- _EXERCISE OBJECTIVE_:
Copy every line that contains the string "Custom" from the entries below.

-- RECORDS PROVIDED start --

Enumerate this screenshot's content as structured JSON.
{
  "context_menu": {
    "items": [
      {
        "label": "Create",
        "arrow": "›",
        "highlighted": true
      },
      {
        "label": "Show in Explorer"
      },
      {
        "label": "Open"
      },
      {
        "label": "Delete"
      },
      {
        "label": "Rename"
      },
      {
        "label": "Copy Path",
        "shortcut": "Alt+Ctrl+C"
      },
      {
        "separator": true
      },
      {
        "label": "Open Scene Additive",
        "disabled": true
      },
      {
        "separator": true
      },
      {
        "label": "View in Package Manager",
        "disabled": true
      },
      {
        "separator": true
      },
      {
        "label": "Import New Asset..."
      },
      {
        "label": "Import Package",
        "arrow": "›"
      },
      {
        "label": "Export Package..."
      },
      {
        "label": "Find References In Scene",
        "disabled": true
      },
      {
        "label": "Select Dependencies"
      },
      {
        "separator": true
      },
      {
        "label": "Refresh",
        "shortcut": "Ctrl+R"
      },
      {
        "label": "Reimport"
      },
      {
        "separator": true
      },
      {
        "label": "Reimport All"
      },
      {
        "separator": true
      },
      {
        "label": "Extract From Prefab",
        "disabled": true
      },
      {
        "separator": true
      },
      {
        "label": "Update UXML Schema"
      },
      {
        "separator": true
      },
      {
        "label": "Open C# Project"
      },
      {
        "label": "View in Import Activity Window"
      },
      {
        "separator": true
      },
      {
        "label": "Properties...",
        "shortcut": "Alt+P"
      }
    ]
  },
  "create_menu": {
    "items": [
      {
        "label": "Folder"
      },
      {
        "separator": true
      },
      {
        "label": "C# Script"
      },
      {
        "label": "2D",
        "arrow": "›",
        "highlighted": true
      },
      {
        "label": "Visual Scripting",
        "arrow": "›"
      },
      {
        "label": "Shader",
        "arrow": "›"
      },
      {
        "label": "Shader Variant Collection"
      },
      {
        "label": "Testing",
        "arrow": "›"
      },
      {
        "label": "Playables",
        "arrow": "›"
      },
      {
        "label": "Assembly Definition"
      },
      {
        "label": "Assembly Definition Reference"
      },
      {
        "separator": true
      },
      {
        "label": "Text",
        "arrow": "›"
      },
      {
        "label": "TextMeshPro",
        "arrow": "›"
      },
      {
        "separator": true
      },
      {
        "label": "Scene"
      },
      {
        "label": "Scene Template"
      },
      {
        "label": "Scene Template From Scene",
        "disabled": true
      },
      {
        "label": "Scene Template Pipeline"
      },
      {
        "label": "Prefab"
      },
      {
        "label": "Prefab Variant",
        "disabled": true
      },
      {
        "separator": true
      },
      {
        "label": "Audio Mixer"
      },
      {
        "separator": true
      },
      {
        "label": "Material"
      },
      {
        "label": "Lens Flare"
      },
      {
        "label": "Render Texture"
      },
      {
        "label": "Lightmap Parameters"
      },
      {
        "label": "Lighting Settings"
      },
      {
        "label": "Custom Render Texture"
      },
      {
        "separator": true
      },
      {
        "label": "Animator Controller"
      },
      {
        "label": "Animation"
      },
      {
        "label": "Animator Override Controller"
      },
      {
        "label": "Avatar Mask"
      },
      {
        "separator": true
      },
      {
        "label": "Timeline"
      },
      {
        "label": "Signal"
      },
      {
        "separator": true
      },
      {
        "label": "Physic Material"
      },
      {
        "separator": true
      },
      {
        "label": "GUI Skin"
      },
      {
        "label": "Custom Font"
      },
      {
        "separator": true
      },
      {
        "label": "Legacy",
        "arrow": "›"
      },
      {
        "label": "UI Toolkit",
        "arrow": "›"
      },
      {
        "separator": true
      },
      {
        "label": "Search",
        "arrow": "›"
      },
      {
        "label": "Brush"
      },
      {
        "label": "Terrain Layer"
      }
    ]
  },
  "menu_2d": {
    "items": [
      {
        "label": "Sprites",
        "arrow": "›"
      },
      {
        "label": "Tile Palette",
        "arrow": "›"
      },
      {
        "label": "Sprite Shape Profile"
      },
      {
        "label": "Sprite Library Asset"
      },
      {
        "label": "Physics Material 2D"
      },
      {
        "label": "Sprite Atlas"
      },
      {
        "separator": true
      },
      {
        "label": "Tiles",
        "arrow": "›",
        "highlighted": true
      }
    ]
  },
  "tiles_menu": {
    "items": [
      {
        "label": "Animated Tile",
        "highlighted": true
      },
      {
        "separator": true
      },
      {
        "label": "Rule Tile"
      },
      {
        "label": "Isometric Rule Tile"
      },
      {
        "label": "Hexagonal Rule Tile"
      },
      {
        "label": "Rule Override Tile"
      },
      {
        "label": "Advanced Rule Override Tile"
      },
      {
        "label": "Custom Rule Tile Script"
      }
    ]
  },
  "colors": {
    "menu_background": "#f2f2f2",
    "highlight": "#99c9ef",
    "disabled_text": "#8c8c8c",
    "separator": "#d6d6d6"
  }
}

-- RECORDS PROVIDED end --

- _EXERCISE OUTPUT_:
        "label": "Custom Render Texture"
        "label": "Custom Font"
        "label": "Custom Rule Tile Script"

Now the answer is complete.